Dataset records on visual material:
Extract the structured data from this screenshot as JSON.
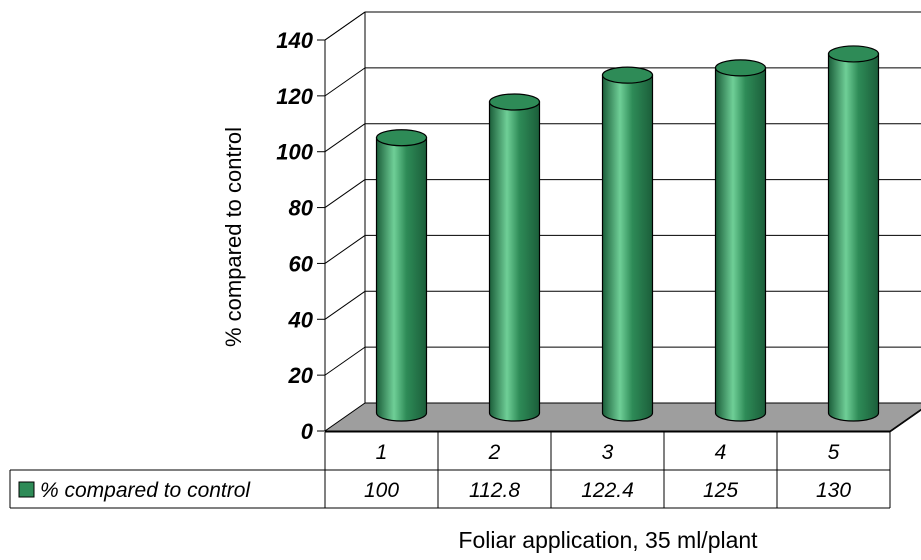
{
  "chart_data": {
    "type": "bar",
    "style": "3d-cylinder",
    "categories": [
      "1",
      "2",
      "3",
      "4",
      "5"
    ],
    "series": [
      {
        "name": "% compared to control",
        "values": [
          100,
          112.8,
          122.4,
          125,
          130
        ]
      }
    ],
    "ylabel": "% compared to control",
    "xlabel": "Foliar application, 35 ml/plant",
    "ylim": [
      0,
      140
    ],
    "yticks": [
      "0",
      "20",
      "40",
      "60",
      "80",
      "100",
      "120",
      "140"
    ],
    "table_values": [
      "100",
      "112.8",
      "122.4",
      "125",
      "130"
    ],
    "grid": true,
    "legend": "data-table-left",
    "colors": {
      "bar": "#2e8b57",
      "bar_dark": "#1b5e3a",
      "bar_light": "#6fcf97",
      "floor": "#9e9e9e"
    }
  }
}
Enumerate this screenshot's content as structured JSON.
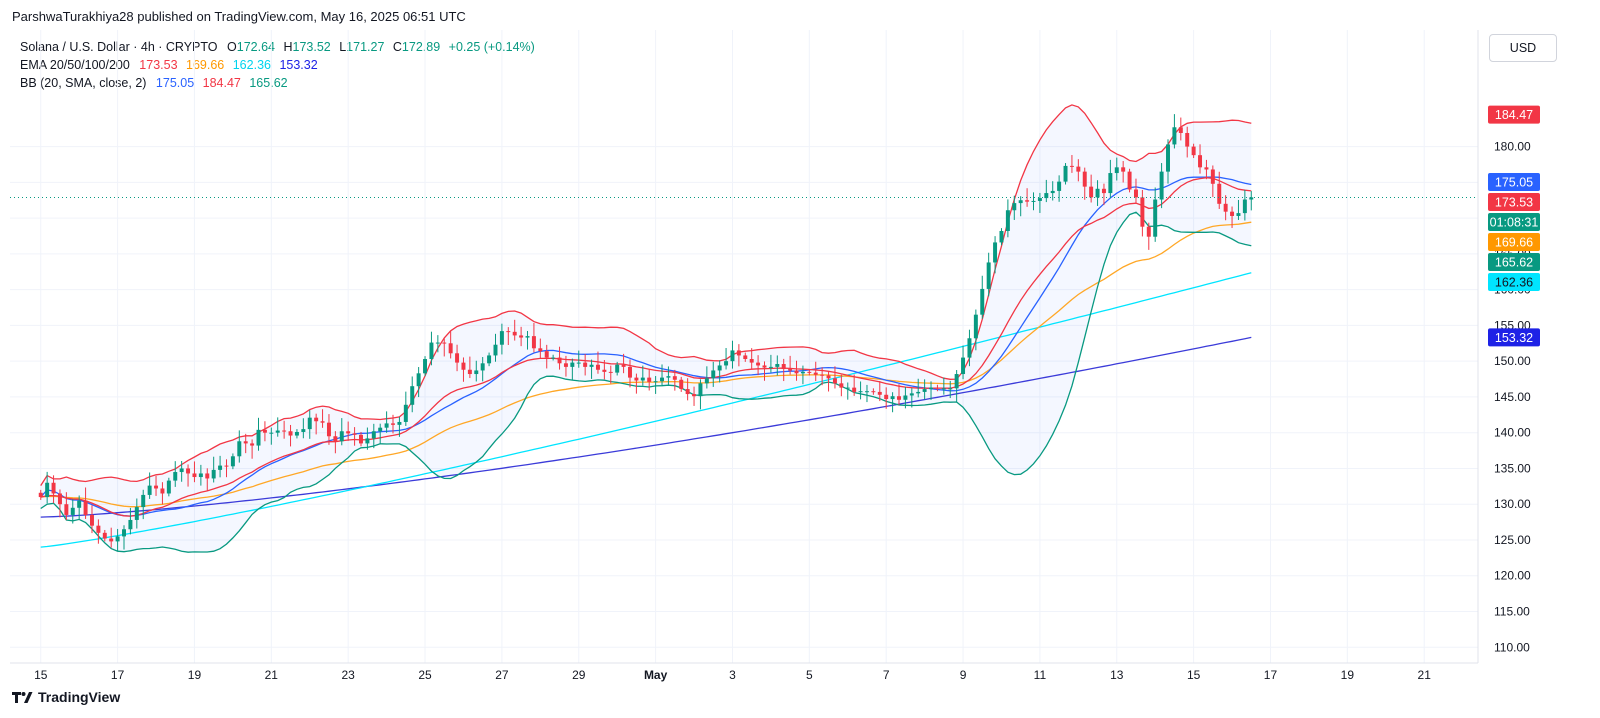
{
  "published_line": "ParshwaTurakhiya28 published on TradingView.com, May 16, 2025 06:51 UTC",
  "currency_button": "USD",
  "brand": "TradingView",
  "legend": {
    "symbol": "Solana / U.S. Dollar · 4h · CRYPTO",
    "ohlc": [
      {
        "k": "O",
        "v": "172.64"
      },
      {
        "k": "H",
        "v": "173.52"
      },
      {
        "k": "L",
        "v": "171.27"
      },
      {
        "k": "C",
        "v": "172.89"
      }
    ],
    "change": "+0.25 (+0.14%)",
    "ema_label": "EMA 20/50/100/200",
    "ema_values": [
      {
        "v": "173.53",
        "color": "#f23645"
      },
      {
        "v": "169.66",
        "color": "#ff9800"
      },
      {
        "v": "162.36",
        "color": "#00e5ff"
      },
      {
        "v": "153.32",
        "color": "#2962ff"
      }
    ],
    "bb_label": "BB (20, SMA, close, 2)",
    "bb_values": [
      {
        "v": "175.05",
        "color": "#2962ff"
      },
      {
        "v": "184.47",
        "color": "#f23645"
      },
      {
        "v": "165.62",
        "color": "#089981"
      }
    ]
  },
  "price_tags": [
    {
      "label": "184.47",
      "value": 184.47,
      "bg": "#f23645",
      "fg": "#ffffff"
    },
    {
      "label": "175.05",
      "value": 175.05,
      "bg": "#2962ff",
      "fg": "#ffffff"
    },
    {
      "label": "173.53",
      "value": 173.53,
      "bg": "#f23645",
      "fg": "#ffffff"
    },
    {
      "label": "01:08:31",
      "value": 172.89,
      "bg": "#089981",
      "fg": "#ffffff"
    },
    {
      "label": "169.66",
      "value": 169.66,
      "bg": "#ff9800",
      "fg": "#ffffff"
    },
    {
      "label": "165.62",
      "value": 165.62,
      "bg": "#089981",
      "fg": "#ffffff"
    },
    {
      "label": "162.36",
      "value": 162.36,
      "bg": "#00e5ff",
      "fg": "#131722"
    },
    {
      "label": "153.32",
      "value": 153.32,
      "bg": "#1e22e6",
      "fg": "#ffffff"
    }
  ],
  "chart_data": {
    "type": "candlestick",
    "title": "Solana / U.S. Dollar · 4h · CRYPTO",
    "x_ticks": [
      "15",
      "17",
      "19",
      "21",
      "23",
      "25",
      "27",
      "29",
      "May",
      "3",
      "5",
      "7",
      "9",
      "11",
      "13",
      "15",
      "17",
      "19",
      "21"
    ],
    "y_ticks": [
      "110.00",
      "115.00",
      "120.00",
      "125.00",
      "130.00",
      "135.00",
      "140.00",
      "145.00",
      "150.00",
      "155.00",
      "160.00",
      "165.00",
      "170.00",
      "175.00",
      "180.00"
    ],
    "ylim": [
      107.8,
      196.3
    ],
    "x_range_days": [
      -0.8,
      37.4
    ],
    "x_axis_start": "Apr 15 00:00",
    "grid": true,
    "current_price": 172.89,
    "closes": [
      131,
      133,
      131.5,
      130,
      128.5,
      129.5,
      130.5,
      128.5,
      127,
      126,
      125.2,
      124.8,
      125.5,
      126.5,
      127.8,
      129.6,
      131.3,
      132.6,
      132.2,
      131.5,
      133.3,
      134.5,
      135,
      134.3,
      133.8,
      134.3,
      133.6,
      134.8,
      135.4,
      135.3,
      136.7,
      138.8,
      138.5,
      138.2,
      140.4,
      140,
      140,
      140.3,
      140.2,
      139.6,
      140.1,
      140.5,
      142.1,
      141.6,
      141.4,
      139.5,
      138.8,
      140.2,
      139.9,
      139.7,
      138.5,
      139.2,
      140.2,
      140.7,
      141.3,
      141.1,
      141.5,
      143.9,
      146.5,
      148.3,
      150.3,
      152.6,
      152.6,
      152.5,
      151.1,
      149.8,
      148.8,
      148.2,
      148.7,
      149.7,
      150.8,
      152.3,
      154.2,
      154.1,
      153.6,
      153.3,
      153.5,
      151.8,
      151.4,
      150.5,
      150.5,
      149.7,
      149.2,
      149.8,
      149.8,
      149.2,
      149.5,
      148.8,
      148.5,
      148.4,
      149.5,
      149.2,
      147.7,
      147.3,
      147.7,
      147.1,
      147.2,
      147.7,
      147.9,
      147.4,
      146.1,
      145.4,
      145.1,
      146.9,
      147.6,
      148.7,
      149.4,
      150,
      151.5,
      150.8,
      150.3,
      149.8,
      149.4,
      149.1,
      149.2,
      149.6,
      148.9,
      148.7,
      148.3,
      148.5,
      148.4,
      148.1,
      148,
      147.6,
      146.9,
      146.3,
      146.3,
      145.7,
      145.8,
      145.8,
      145.7,
      145.3,
      144.7,
      145.1,
      144.6,
      145.2,
      145.5,
      145.7,
      146.1,
      146.3,
      146.2,
      146.2,
      146.2,
      148.2,
      150.5,
      153.2,
      156.5,
      160.1,
      163.8,
      166.6,
      168.2,
      171.1,
      172.1,
      172.5,
      172.3,
      172.4,
      172.8,
      173.5,
      173.8,
      175.1,
      177.3,
      177.2,
      176.5,
      174.4,
      172.9,
      174.1,
      173.5,
      176.3,
      177.1,
      176.5,
      174,
      172.9,
      168.8,
      167.4,
      172.6,
      176.5,
      180.3,
      182.7,
      181.9,
      180,
      178.8,
      177.1,
      176.8,
      174.8,
      172,
      170.9,
      170.3,
      170.7,
      172.6,
      172.9
    ],
    "ema20_last": 173.53,
    "ema50_last": 169.66,
    "ema100_last": 162.36,
    "ema200_last": 153.32,
    "bb_basis_last": 175.05,
    "bb_upper_last": 184.47,
    "bb_lower_last": 165.62
  }
}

- STATED TASK -
Write out the entries above word for word. Do not include the pictures.

- THE COMPLETED TASK -
Extract the structured data from this screenshot as JSON.
{
  "chart_data": {
    "type": "bar",
    "style": "3d-cylinder",
    "categories": [
      "1",
      "2",
      "3",
      "4",
      "5"
    ],
    "series": [
      {
        "name": "% compared to control",
        "values": [
          100,
          112.8,
          122.4,
          125,
          130
        ]
      }
    ],
    "ylabel": "% compared to control",
    "xlabel": "Foliar application, 35 ml/plant",
    "ylim": [
      0,
      140
    ],
    "yticks": [
      "0",
      "20",
      "40",
      "60",
      "80",
      "100",
      "120",
      "140"
    ],
    "table_values": [
      "100",
      "112.8",
      "122.4",
      "125",
      "130"
    ],
    "grid": true,
    "legend": "data-table-left",
    "colors": {
      "bar": "#2e8b57",
      "bar_dark": "#1b5e3a",
      "bar_light": "#6fcf97",
      "floor": "#9e9e9e"
    }
  }
}
Enumerate this screenshot's content as structured JSON.
{
  "published_line": "ParshwaTurakhiya28 published on TradingView.com, May 16, 2025 06:51 UTC",
  "currency_button": "USD",
  "brand": "TradingView",
  "legend": {
    "symbol": "Solana / U.S. Dollar · 4h · CRYPTO",
    "ohlc": [
      {
        "k": "O",
        "v": "172.64"
      },
      {
        "k": "H",
        "v": "173.52"
      },
      {
        "k": "L",
        "v": "171.27"
      },
      {
        "k": "C",
        "v": "172.89"
      }
    ],
    "change": "+0.25 (+0.14%)",
    "ema_label": "EMA 20/50/100/200",
    "ema_values": [
      {
        "v": "173.53",
        "color": "#f23645"
      },
      {
        "v": "169.66",
        "color": "#ff9800"
      },
      {
        "v": "162.36",
        "color": "#00e5ff"
      },
      {
        "v": "153.32",
        "color": "#2962ff"
      }
    ],
    "bb_label": "BB (20, SMA, close, 2)",
    "bb_values": [
      {
        "v": "175.05",
        "color": "#2962ff"
      },
      {
        "v": "184.47",
        "color": "#f23645"
      },
      {
        "v": "165.62",
        "color": "#089981"
      }
    ]
  },
  "price_tags": [
    {
      "label": "184.47",
      "value": 184.47,
      "bg": "#f23645",
      "fg": "#ffffff"
    },
    {
      "label": "175.05",
      "value": 175.05,
      "bg": "#2962ff",
      "fg": "#ffffff"
    },
    {
      "label": "173.53",
      "value": 173.53,
      "bg": "#f23645",
      "fg": "#ffffff"
    },
    {
      "label": "01:08:31",
      "value": 172.89,
      "bg": "#089981",
      "fg": "#ffffff"
    },
    {
      "label": "169.66",
      "value": 169.66,
      "bg": "#ff9800",
      "fg": "#ffffff"
    },
    {
      "label": "165.62",
      "value": 165.62,
      "bg": "#089981",
      "fg": "#ffffff"
    },
    {
      "label": "162.36",
      "value": 162.36,
      "bg": "#00e5ff",
      "fg": "#131722"
    },
    {
      "label": "153.32",
      "value": 153.32,
      "bg": "#1e22e6",
      "fg": "#ffffff"
    }
  ],
  "chart_data": {
    "type": "candlestick",
    "title": "Solana / U.S. Dollar · 4h · CRYPTO",
    "x_ticks": [
      "15",
      "17",
      "19",
      "21",
      "23",
      "25",
      "27",
      "29",
      "May",
      "3",
      "5",
      "7",
      "9",
      "11",
      "13",
      "15",
      "17",
      "19",
      "21"
    ],
    "y_ticks": [
      "110.00",
      "115.00",
      "120.00",
      "125.00",
      "130.00",
      "135.00",
      "140.00",
      "145.00",
      "150.00",
      "155.00",
      "160.00",
      "165.00",
      "170.00",
      "175.00",
      "180.00"
    ],
    "ylim": [
      107.8,
      196.3
    ],
    "x_range_days": [
      -0.8,
      37.4
    ],
    "x_axis_start": "Apr 15 00:00",
    "grid": true,
    "current_price": 172.89,
    "closes": [
      131,
      133,
      131.5,
      130,
      128.5,
      129.5,
      130.5,
      128.5,
      127,
      126,
      125.2,
      124.8,
      125.5,
      126.5,
      127.8,
      129.6,
      131.3,
      132.6,
      132.2,
      131.5,
      133.3,
      134.5,
      135,
      134.3,
      133.8,
      134.3,
      133.6,
      134.8,
      135.4,
      135.3,
      136.7,
      138.8,
      138.5,
      138.2,
      140.4,
      140,
      140,
      140.3,
      140.2,
      139.6,
      140.1,
      140.5,
      142.1,
      141.6,
      141.4,
      139.5,
      138.8,
      140.2,
      139.9,
      139.7,
      138.5,
      139.2,
      140.2,
      140.7,
      141.3,
      141.1,
      141.5,
      143.9,
      146.5,
      148.3,
      150.3,
      152.6,
      152.6,
      152.5,
      151.1,
      149.8,
      148.8,
      148.2,
      148.7,
      149.7,
      150.8,
      152.3,
      154.2,
      154.1,
      153.6,
      153.3,
      153.5,
      151.8,
      151.4,
      150.5,
      150.5,
      149.7,
      149.2,
      149.8,
      149.8,
      149.2,
      149.5,
      148.8,
      148.5,
      148.4,
      149.5,
      149.2,
      147.7,
      147.3,
      147.7,
      147.1,
      147.2,
      147.7,
      147.9,
      147.4,
      146.1,
      145.4,
      145.1,
      146.9,
      147.6,
      148.7,
      149.4,
      150,
      151.5,
      150.8,
      150.3,
      149.8,
      149.4,
      149.1,
      149.2,
      149.6,
      148.9,
      148.7,
      148.3,
      148.5,
      148.4,
      148.1,
      148,
      147.6,
      146.9,
      146.3,
      146.3,
      145.7,
      145.8,
      145.8,
      145.7,
      145.3,
      144.7,
      145.1,
      144.6,
      145.2,
      145.5,
      145.7,
      146.1,
      146.3,
      146.2,
      146.2,
      146.2,
      148.2,
      150.5,
      153.2,
      156.5,
      160.1,
      163.8,
      166.6,
      168.2,
      171.1,
      172.1,
      172.5,
      172.3,
      172.4,
      172.8,
      173.5,
      173.8,
      175.1,
      177.3,
      177.2,
      176.5,
      174.4,
      172.9,
      174.1,
      173.5,
      176.3,
      177.1,
      176.5,
      174,
      172.9,
      168.8,
      167.4,
      172.6,
      176.5,
      180.3,
      182.7,
      181.9,
      180,
      178.8,
      177.1,
      176.8,
      174.8,
      172,
      170.9,
      170.3,
      170.7,
      172.6,
      172.9
    ],
    "ema20_last": 173.53,
    "ema50_last": 169.66,
    "ema100_last": 162.36,
    "ema200_last": 153.32,
    "bb_basis_last": 175.05,
    "bb_upper_last": 184.47,
    "bb_lower_last": 165.62
  }
}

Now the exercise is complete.